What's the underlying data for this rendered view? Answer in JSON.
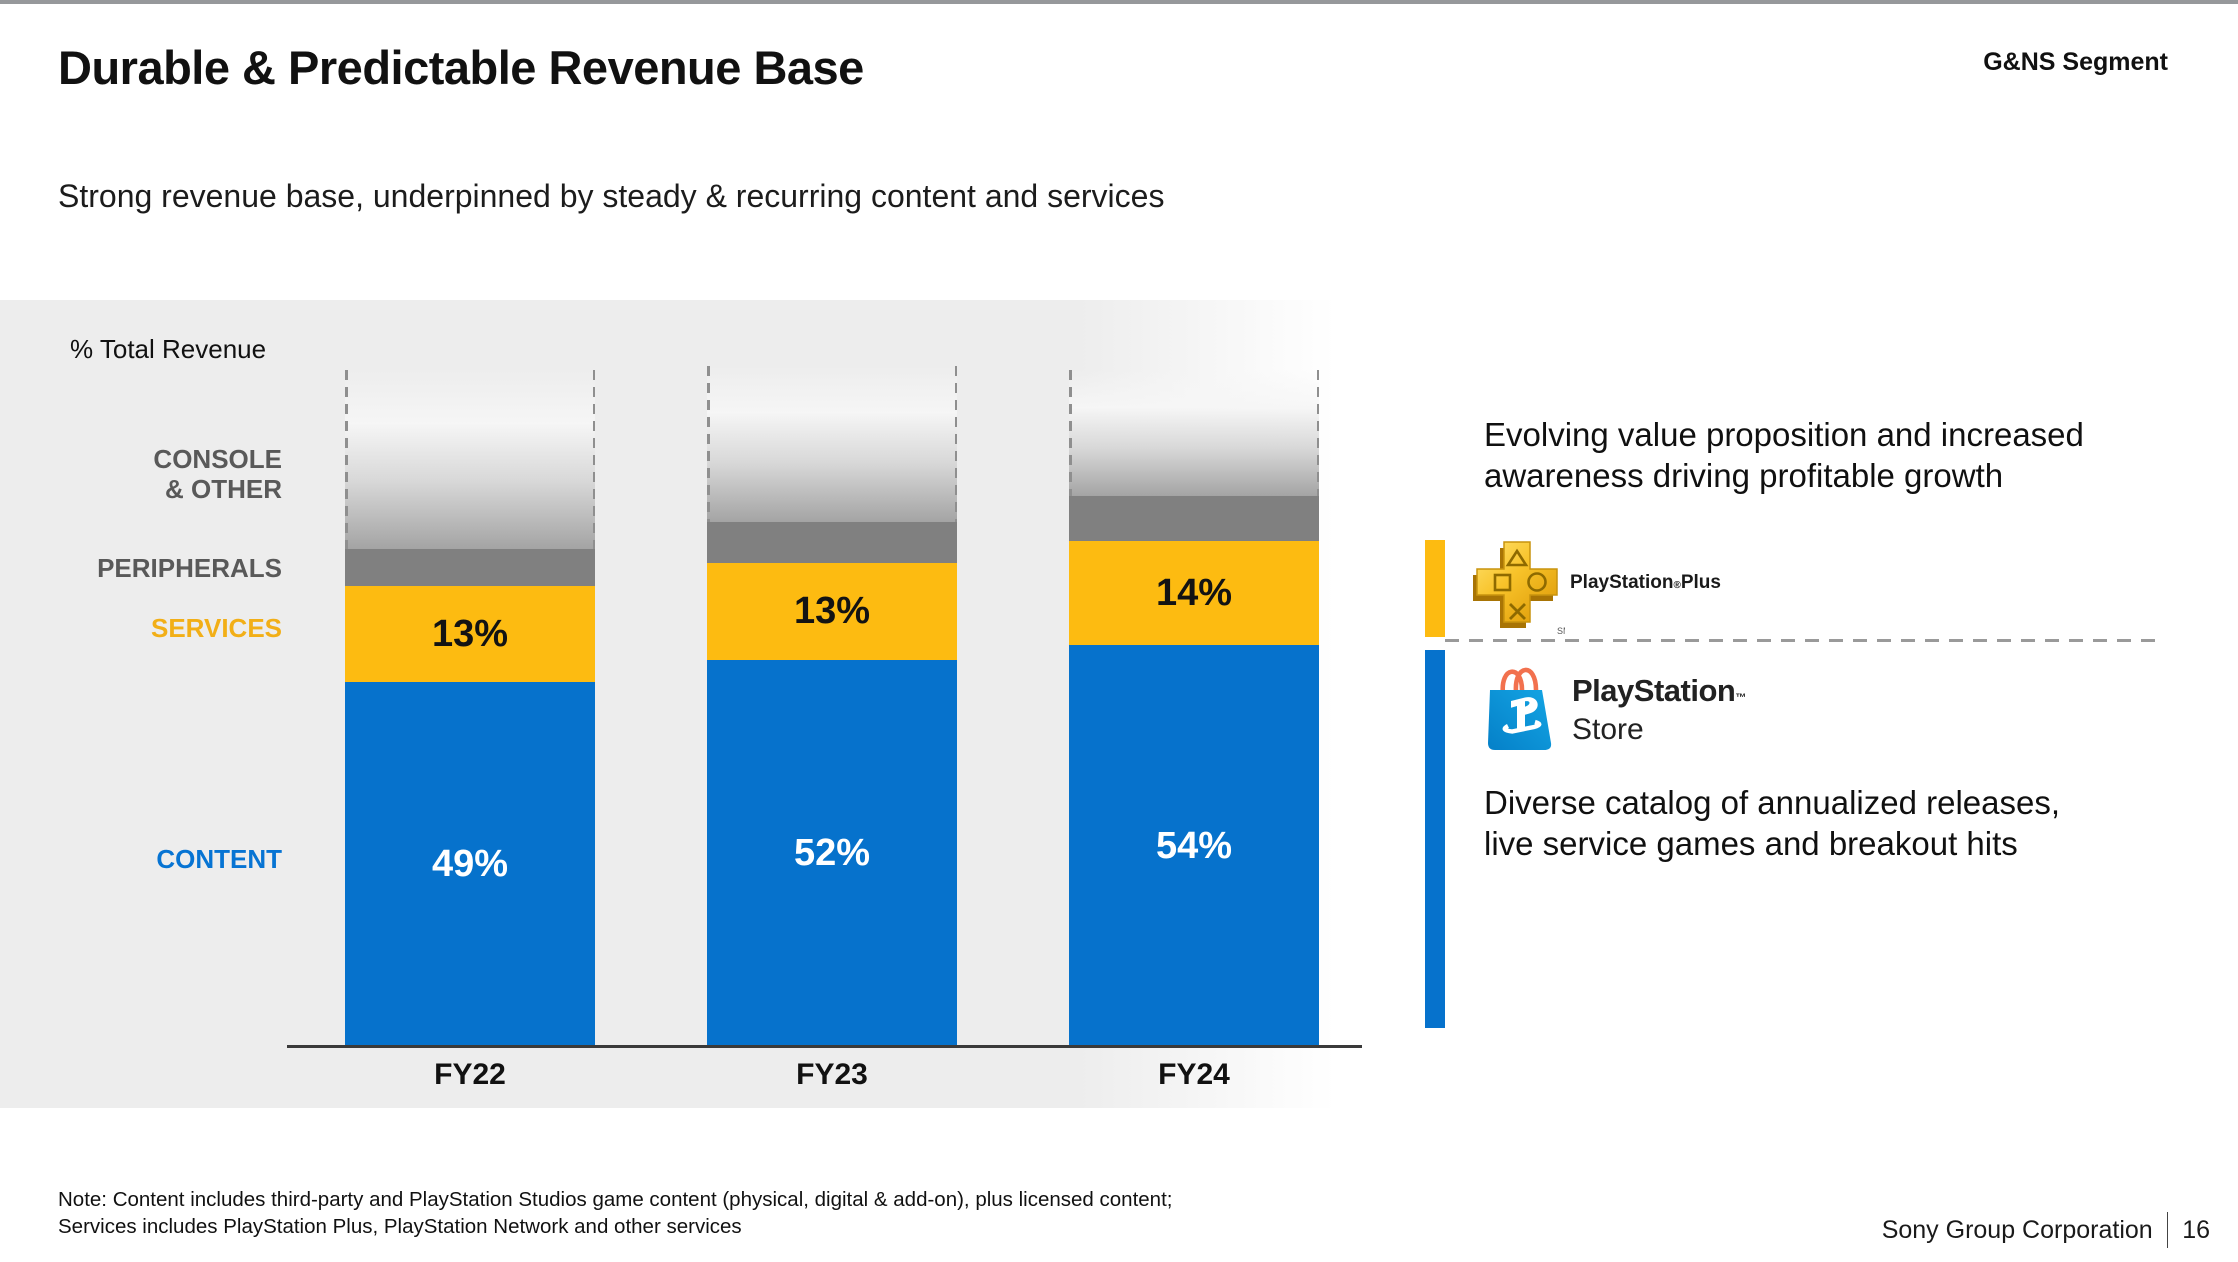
{
  "top": {
    "title": "Durable & Predictable Revenue Base",
    "segment": "G&NS Segment",
    "subtitle": "Strong revenue base, underpinned by steady & recurring content and services"
  },
  "chart_data": {
    "type": "bar",
    "stacked": true,
    "unit": "%",
    "axis_title": "% Total Revenue",
    "categories": [
      "FY22",
      "FY23",
      "FY24"
    ],
    "series": [
      {
        "name": "CONTENT",
        "values": [
          49,
          52,
          54
        ],
        "labels": [
          "49%",
          "52%",
          "54%"
        ],
        "color": "#0672CC",
        "label_text_color": "#FFFFFF",
        "name_color": "#0774D3",
        "estimated": false
      },
      {
        "name": "SERVICES",
        "values": [
          13,
          13,
          14
        ],
        "labels": [
          "13%",
          "13%",
          "14%"
        ],
        "color": "#FDBB11",
        "label_text_color": "#131313",
        "name_color": "#F2AF17",
        "estimated": false
      },
      {
        "name": "PERIPHERALS",
        "values": [
          5,
          5.5,
          6
        ],
        "labels": [
          "",
          "",
          ""
        ],
        "color": "#808080",
        "label_text_color": "",
        "name_color": "#595959",
        "estimated": true
      },
      {
        "name": "CONSOLE & OTHER",
        "values": [
          24,
          21,
          17
        ],
        "labels": [
          "",
          "",
          ""
        ],
        "color": "fade-gradient-open-top",
        "style": "dashed",
        "label_text_color": "",
        "name_color": "#595959",
        "estimated": true
      }
    ],
    "grid": false,
    "legend_position": "left-category-labels"
  },
  "right_panel": {
    "point1_line1": "Evolving value proposition and increased",
    "point1_line2": "awareness driving profitable growth",
    "psplus": {
      "name": "PlayStation",
      "reg": "®",
      "plus": "Plus",
      "sm": "SM"
    },
    "psstore": {
      "name": "PlayStation",
      "tm": "™",
      "store": "Store"
    },
    "point2_line1": "Diverse catalog of annualized releases,",
    "point2_line2": "live service games and breakout hits",
    "accent_yellow": "#FDBB11",
    "accent_blue": "#0672CC"
  },
  "footnote": {
    "line1": "Note: Content includes third-party and PlayStation Studios game content (physical, digital & add-on), plus licensed content;",
    "line2": "Services includes PlayStation Plus, PlayStation Network and other services"
  },
  "footer": {
    "company": "Sony Group Corporation",
    "page": "16"
  }
}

WHAT THE TASK REQUIRES
Check every line of the listing for the string "includes" and report how many lines have it, as a number alone.

RESPONSE TO THE EXERCISE
2